>> Start Input data

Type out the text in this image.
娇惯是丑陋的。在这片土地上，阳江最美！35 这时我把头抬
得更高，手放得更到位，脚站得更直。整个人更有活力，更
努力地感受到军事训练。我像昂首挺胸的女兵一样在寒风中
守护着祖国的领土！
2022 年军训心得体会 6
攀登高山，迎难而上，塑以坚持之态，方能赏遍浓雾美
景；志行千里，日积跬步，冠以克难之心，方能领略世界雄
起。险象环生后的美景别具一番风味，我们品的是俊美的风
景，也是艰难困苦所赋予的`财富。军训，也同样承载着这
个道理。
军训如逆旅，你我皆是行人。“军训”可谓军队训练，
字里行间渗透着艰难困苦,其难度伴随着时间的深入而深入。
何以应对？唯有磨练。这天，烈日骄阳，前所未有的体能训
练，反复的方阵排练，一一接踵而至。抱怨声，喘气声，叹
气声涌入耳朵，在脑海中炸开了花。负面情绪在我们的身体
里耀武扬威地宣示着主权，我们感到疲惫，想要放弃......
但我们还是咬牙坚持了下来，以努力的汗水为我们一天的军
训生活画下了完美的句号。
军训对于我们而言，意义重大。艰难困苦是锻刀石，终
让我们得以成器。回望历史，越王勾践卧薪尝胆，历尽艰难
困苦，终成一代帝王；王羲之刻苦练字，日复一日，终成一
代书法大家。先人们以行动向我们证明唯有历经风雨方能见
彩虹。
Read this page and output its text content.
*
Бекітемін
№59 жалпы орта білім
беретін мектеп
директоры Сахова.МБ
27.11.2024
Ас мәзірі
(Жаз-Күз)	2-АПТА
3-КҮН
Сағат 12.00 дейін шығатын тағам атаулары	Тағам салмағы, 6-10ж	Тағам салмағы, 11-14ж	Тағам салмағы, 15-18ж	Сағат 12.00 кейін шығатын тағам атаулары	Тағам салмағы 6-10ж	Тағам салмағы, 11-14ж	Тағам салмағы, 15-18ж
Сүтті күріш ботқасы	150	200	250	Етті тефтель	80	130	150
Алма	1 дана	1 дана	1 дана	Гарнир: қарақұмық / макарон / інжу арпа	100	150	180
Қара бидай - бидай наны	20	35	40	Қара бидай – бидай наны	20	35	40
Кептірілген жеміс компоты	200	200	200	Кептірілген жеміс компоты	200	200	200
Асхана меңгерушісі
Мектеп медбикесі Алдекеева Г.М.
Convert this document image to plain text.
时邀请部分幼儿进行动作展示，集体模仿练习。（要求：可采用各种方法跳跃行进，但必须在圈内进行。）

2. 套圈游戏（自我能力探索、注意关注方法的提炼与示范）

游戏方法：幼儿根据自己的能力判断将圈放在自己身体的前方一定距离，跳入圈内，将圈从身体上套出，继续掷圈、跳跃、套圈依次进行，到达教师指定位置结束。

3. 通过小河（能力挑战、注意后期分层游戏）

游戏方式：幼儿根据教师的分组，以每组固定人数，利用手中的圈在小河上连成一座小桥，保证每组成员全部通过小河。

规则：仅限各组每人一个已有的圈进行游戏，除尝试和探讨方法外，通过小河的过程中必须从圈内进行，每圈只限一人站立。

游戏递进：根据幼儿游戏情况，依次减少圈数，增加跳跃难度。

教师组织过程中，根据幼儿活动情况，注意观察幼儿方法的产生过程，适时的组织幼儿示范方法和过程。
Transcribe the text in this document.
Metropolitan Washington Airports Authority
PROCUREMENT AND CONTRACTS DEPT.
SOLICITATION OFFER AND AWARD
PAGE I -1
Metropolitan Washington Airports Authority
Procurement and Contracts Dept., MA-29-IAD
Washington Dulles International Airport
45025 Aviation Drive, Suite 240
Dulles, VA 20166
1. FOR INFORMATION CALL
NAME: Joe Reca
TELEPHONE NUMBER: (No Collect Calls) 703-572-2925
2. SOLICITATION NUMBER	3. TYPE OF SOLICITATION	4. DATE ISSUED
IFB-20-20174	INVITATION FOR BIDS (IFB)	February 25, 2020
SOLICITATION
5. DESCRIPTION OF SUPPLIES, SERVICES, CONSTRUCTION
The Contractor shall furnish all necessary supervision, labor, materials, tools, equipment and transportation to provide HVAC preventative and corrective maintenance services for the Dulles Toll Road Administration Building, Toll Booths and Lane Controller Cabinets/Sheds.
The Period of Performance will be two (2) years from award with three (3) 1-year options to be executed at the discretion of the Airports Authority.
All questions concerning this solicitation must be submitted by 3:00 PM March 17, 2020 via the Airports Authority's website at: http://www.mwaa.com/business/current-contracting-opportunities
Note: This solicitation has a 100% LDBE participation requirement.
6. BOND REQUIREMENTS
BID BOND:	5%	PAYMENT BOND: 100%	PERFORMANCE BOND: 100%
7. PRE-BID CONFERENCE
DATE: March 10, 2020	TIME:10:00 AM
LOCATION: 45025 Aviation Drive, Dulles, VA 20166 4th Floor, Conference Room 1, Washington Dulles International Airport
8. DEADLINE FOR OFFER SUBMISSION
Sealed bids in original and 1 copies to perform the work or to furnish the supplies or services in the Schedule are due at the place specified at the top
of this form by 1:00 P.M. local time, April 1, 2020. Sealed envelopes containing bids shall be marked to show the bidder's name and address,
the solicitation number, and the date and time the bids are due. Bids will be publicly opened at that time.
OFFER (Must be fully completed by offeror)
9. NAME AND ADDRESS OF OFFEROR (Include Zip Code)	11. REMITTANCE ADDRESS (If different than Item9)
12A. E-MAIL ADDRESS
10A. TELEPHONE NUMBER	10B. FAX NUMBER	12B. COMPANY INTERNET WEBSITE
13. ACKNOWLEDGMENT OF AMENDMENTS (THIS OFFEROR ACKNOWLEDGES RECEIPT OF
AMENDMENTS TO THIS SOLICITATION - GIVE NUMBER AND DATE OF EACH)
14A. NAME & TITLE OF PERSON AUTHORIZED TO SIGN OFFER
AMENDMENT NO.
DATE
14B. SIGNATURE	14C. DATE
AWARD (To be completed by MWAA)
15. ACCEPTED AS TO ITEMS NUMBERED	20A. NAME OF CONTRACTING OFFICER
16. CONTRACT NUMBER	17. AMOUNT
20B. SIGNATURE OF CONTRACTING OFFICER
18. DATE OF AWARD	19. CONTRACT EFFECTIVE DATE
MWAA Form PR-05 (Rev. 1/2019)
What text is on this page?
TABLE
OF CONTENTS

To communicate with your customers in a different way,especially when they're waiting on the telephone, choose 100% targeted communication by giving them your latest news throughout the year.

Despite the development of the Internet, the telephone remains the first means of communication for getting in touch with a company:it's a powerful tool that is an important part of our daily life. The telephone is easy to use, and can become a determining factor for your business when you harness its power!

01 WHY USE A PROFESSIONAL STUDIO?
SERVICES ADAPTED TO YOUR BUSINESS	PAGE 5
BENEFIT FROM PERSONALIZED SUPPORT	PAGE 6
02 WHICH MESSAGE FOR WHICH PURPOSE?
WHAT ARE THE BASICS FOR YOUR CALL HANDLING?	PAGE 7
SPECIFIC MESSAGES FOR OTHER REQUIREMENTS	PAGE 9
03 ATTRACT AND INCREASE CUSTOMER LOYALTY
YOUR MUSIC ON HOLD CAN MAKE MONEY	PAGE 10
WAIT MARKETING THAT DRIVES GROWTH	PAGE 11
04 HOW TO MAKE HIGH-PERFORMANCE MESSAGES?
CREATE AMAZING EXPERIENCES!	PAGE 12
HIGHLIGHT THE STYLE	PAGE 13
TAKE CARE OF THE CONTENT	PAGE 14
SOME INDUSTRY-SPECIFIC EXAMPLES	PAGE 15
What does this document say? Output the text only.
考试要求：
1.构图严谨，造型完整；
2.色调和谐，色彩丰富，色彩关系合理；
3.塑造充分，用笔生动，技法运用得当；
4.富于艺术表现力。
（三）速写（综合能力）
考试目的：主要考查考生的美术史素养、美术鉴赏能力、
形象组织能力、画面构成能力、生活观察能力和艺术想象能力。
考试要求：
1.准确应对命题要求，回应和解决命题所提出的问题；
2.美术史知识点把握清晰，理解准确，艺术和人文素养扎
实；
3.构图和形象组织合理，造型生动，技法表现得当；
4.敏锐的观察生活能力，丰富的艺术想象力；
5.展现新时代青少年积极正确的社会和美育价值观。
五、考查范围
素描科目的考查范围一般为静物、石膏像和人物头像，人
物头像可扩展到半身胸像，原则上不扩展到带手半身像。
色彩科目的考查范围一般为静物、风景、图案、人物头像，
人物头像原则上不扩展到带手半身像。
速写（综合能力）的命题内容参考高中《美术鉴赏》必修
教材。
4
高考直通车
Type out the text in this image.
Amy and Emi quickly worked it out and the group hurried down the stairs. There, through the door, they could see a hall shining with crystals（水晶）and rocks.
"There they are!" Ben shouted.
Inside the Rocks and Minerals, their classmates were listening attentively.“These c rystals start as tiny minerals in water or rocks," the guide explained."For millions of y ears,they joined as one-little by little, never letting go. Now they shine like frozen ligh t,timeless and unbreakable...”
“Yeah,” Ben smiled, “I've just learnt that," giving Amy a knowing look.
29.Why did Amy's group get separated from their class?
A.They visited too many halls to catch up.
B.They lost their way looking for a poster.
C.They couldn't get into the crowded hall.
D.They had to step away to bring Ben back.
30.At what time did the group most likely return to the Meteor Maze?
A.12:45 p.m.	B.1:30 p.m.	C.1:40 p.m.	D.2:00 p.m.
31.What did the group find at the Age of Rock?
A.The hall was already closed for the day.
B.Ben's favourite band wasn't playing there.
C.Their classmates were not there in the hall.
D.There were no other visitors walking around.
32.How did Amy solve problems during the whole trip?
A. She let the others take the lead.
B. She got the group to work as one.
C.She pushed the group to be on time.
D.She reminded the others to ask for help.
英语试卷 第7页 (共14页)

>> End Input data

Exercise instructions » Scan the listing above for the word "OFFICER" and show each line where it is found.

Correct output »
15. ACCEPTED AS TO ITEMS NUMBERED	20A. NAME OF CONTRACTING OFFICER
20B. SIGNATURE OF CONTRACTING OFFICER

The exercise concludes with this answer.